§ **Task instructions**: Reproduce every entry exactly as shown.

— start —

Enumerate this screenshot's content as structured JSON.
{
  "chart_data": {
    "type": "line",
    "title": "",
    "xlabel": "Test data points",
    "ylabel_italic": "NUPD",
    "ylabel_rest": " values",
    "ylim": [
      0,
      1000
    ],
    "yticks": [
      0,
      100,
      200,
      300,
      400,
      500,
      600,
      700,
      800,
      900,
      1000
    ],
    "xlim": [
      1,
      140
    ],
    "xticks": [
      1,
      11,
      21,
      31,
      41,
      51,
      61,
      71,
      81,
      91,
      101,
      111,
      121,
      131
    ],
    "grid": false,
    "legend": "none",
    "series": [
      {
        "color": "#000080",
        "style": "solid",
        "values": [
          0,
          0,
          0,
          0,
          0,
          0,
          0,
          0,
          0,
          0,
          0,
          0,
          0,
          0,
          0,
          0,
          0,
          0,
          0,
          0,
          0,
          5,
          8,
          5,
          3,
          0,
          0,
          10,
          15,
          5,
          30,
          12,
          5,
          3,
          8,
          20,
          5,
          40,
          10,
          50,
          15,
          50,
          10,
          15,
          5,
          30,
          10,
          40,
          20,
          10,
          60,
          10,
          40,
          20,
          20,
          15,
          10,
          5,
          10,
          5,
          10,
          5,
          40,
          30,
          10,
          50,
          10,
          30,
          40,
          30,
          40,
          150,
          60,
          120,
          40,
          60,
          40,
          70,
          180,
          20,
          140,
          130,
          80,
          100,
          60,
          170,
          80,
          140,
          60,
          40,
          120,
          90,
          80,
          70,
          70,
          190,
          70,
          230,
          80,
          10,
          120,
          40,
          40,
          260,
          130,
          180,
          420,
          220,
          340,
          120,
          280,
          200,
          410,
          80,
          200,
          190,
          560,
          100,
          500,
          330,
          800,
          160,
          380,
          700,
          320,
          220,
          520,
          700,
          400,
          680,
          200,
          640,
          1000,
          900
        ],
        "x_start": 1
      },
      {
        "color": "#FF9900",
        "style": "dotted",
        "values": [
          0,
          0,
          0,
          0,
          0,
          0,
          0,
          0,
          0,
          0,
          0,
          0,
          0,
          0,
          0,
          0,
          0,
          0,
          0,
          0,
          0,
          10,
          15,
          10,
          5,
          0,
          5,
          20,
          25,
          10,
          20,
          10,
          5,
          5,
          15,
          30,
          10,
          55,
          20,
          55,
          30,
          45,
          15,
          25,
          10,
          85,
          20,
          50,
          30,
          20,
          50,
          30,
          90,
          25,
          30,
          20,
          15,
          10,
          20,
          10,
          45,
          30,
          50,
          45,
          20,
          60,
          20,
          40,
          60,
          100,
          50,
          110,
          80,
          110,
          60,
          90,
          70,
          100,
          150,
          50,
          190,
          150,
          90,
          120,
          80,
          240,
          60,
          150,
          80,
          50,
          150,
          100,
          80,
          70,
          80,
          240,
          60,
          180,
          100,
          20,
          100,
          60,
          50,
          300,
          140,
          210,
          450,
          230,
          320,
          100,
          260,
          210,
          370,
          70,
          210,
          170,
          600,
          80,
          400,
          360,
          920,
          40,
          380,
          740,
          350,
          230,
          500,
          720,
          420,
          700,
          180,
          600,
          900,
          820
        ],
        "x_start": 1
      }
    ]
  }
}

— end —

§ **Solution for this exercise**:
Enumerate this screenshot's content as structured JSON.
{
  "chart_data": {
    "type": "line",
    "title": "",
    "xlabel": "Test data points",
    "ylabel_italic": "NUPD",
    "ylabel_rest": " values",
    "ylim": [
      0,
      1000
    ],
    "yticks": [
      0,
      100,
      200,
      300,
      400,
      500,
      600,
      700,
      800,
      900,
      1000
    ],
    "xlim": [
      1,
      140
    ],
    "xticks": [
      1,
      11,
      21,
      31,
      41,
      51,
      61,
      71,
      81,
      91,
      101,
      111,
      121,
      131
    ],
    "grid": false,
    "legend": "none",
    "series": [
      {
        "color": "#000080",
        "style": "solid",
        "values": [
          0,
          0,
          0,
          0,
          0,
          0,
          0,
          0,
          0,
          0,
          0,
          0,
          0,
          0,
          0,
          0,
          0,
          0,
          0,
          0,
          0,
          5,
          8,
          5,
          3,
          0,
          0,
          10,
          15,
          5,
          30,
          12,
          5,
          3,
          8,
          20,
          5,
          40,
          10,
          50,
          15,
          50,
          10,
          15,
          5,
          30,
          10,
          40,
          20,
          10,
          60,
          10,
          40,
          20,
          20,
          15,
          10,
          5,
          10,
          5,
          10,
          5,
          40,
          30,
          10,
          50,
          10,
          30,
          40,
          30,
          40,
          150,
          60,
          120,
          40,
          60,
          40,
          70,
          180,
          20,
          140,
          130,
          80,
          100,
          60,
          170,
          80,
          140,
          60,
          40,
          120,
          90,
          80,
          70,
          70,
          190,
          70,
          230,
          80,
          10,
          120,
          40,
          40,
          260,
          130,
          180,
          420,
          220,
          340,
          120,
          280,
          200,
          410,
          80,
          200,
          190,
          560,
          100,
          500,
          330,
          800,
          160,
          380,
          700,
          320,
          220,
          520,
          700,
          400,
          680,
          200,
          640,
          1000,
          900
        ],
        "x_start": 1
      },
      {
        "color": "#FF9900",
        "style": "dotted",
        "values": [
          0,
          0,
          0,
          0,
          0,
          0,
          0,
          0,
          0,
          0,
          0,
          0,
          0,
          0,
          0,
          0,
          0,
          0,
          0,
          0,
          0,
          10,
          15,
          10,
          5,
          0,
          5,
          20,
          25,
          10,
          20,
          10,
          5,
          5,
          15,
          30,
          10,
          55,
          20,
          55,
          30,
          45,
          15,
          25,
          10,
          85,
          20,
          50,
          30,
          20,
          50,
          30,
          90,
          25,
          30,
          20,
          15,
          10,
          20,
          10,
          45,
          30,
          50,
          45,
          20,
          60,
          20,
          40,
          60,
          100,
          50,
          110,
          80,
          110,
          60,
          90,
          70,
          100,
          150,
          50,
          190,
          150,
          90,
          120,
          80,
          240,
          60,
          150,
          80,
          50,
          150,
          100,
          80,
          70,
          80,
          240,
          60,
          180,
          100,
          20,
          100,
          60,
          50,
          300,
          140,
          210,
          450,
          230,
          320,
          100,
          260,
          210,
          370,
          70,
          210,
          170,
          600,
          80,
          400,
          360,
          920,
          40,
          380,
          740,
          350,
          230,
          500,
          720,
          420,
          700,
          180,
          600,
          900,
          820
        ],
        "x_start": 1
      }
    ]
  }
}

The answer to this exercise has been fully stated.